_INSTRUCTIONS TO FOLLOW_
Copy each line in the data that includes the word "Manufacturing".

Items from a dataset:
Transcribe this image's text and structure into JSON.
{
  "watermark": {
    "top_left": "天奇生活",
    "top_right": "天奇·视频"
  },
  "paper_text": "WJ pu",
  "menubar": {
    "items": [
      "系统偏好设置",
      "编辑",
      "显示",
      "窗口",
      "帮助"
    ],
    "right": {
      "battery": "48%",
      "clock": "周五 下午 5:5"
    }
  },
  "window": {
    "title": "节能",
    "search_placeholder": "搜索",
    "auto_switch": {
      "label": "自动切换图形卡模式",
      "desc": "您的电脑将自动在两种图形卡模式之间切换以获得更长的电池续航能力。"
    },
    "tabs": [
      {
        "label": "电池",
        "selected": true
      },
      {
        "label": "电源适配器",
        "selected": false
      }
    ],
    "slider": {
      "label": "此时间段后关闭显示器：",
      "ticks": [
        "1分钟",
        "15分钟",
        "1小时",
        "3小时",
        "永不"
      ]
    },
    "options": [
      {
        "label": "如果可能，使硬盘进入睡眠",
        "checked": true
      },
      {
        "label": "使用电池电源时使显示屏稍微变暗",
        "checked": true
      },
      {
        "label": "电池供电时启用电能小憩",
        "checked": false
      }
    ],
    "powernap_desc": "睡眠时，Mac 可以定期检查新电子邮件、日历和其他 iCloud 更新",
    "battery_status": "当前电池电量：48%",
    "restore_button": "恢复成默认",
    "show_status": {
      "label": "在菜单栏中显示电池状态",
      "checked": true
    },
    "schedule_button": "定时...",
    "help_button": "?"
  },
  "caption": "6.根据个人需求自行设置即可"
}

--

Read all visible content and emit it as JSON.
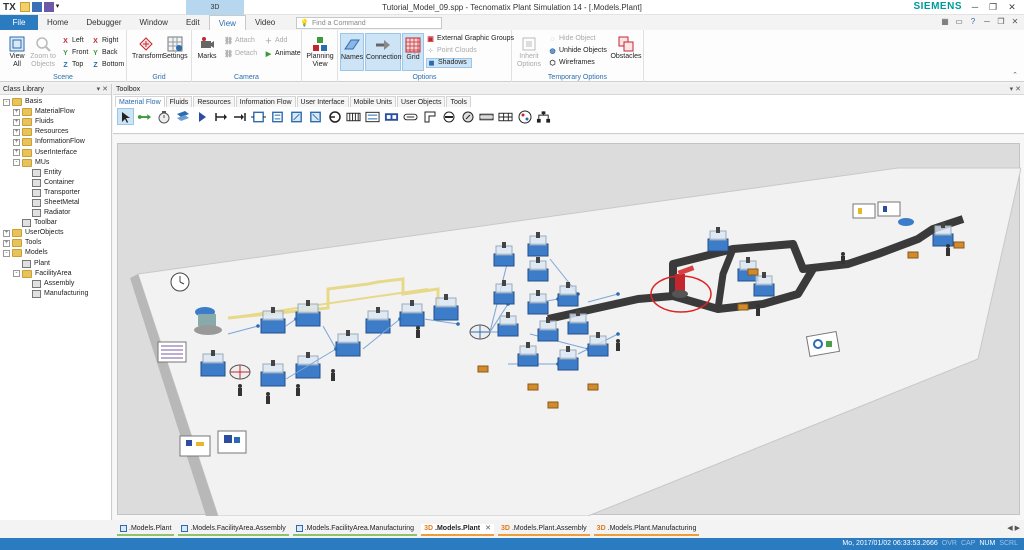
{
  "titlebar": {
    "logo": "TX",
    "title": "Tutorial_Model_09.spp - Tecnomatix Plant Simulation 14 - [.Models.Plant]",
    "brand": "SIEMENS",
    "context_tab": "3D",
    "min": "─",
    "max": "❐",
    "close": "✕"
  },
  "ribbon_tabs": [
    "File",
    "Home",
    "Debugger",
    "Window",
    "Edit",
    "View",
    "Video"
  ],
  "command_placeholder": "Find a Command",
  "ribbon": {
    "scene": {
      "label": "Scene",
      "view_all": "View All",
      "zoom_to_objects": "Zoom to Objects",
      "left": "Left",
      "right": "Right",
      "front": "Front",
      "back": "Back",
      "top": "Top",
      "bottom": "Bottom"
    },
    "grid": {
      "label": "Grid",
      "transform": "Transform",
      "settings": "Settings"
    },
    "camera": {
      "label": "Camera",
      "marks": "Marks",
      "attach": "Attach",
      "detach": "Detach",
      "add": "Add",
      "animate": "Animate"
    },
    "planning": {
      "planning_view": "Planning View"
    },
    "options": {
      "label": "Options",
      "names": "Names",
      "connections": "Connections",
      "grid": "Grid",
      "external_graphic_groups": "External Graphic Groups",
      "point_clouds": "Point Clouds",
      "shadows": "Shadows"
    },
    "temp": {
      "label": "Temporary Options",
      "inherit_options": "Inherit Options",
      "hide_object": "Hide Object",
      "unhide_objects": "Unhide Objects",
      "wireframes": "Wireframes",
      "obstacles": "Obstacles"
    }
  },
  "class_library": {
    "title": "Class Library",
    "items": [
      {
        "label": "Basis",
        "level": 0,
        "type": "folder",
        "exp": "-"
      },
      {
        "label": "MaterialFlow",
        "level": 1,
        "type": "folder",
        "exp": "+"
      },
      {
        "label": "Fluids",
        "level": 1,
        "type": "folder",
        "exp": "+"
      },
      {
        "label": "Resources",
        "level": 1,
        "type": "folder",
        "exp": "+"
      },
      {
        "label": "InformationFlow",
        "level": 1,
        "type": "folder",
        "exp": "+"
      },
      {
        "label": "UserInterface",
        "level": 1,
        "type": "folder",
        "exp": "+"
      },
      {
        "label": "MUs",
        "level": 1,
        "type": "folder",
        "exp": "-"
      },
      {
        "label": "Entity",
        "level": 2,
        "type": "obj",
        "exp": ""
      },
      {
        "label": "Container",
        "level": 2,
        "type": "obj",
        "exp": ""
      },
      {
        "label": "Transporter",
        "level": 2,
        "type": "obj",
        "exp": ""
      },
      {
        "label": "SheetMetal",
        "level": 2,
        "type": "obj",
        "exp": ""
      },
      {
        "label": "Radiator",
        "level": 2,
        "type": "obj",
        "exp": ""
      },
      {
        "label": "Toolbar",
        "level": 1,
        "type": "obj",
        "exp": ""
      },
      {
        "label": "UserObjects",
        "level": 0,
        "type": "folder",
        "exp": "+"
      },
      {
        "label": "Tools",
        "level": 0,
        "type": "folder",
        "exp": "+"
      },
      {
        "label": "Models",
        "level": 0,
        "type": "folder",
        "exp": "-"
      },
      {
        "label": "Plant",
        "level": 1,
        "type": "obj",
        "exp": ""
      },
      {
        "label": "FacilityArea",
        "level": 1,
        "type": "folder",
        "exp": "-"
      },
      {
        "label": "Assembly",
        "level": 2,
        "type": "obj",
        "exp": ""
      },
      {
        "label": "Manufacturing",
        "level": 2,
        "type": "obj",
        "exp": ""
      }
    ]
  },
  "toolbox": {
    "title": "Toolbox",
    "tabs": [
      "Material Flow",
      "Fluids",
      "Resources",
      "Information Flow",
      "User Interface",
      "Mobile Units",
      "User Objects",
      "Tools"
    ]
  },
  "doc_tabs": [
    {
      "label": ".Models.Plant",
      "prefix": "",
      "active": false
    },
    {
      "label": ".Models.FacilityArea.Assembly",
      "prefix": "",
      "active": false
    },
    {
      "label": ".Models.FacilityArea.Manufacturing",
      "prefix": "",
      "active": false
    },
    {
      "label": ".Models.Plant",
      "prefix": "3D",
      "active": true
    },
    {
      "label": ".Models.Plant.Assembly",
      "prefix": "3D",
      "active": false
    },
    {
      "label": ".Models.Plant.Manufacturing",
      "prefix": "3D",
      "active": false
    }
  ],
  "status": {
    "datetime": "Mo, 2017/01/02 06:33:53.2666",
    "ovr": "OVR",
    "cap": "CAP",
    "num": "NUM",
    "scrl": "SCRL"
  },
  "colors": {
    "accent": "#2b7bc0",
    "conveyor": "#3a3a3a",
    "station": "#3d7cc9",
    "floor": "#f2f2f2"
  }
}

_RESULT FOR THIS EXERCISE_
        "label": "Manufacturing",
      "label": ".Models.FacilityArea.Manufacturing",
      "label": ".Models.Plant.Manufacturing",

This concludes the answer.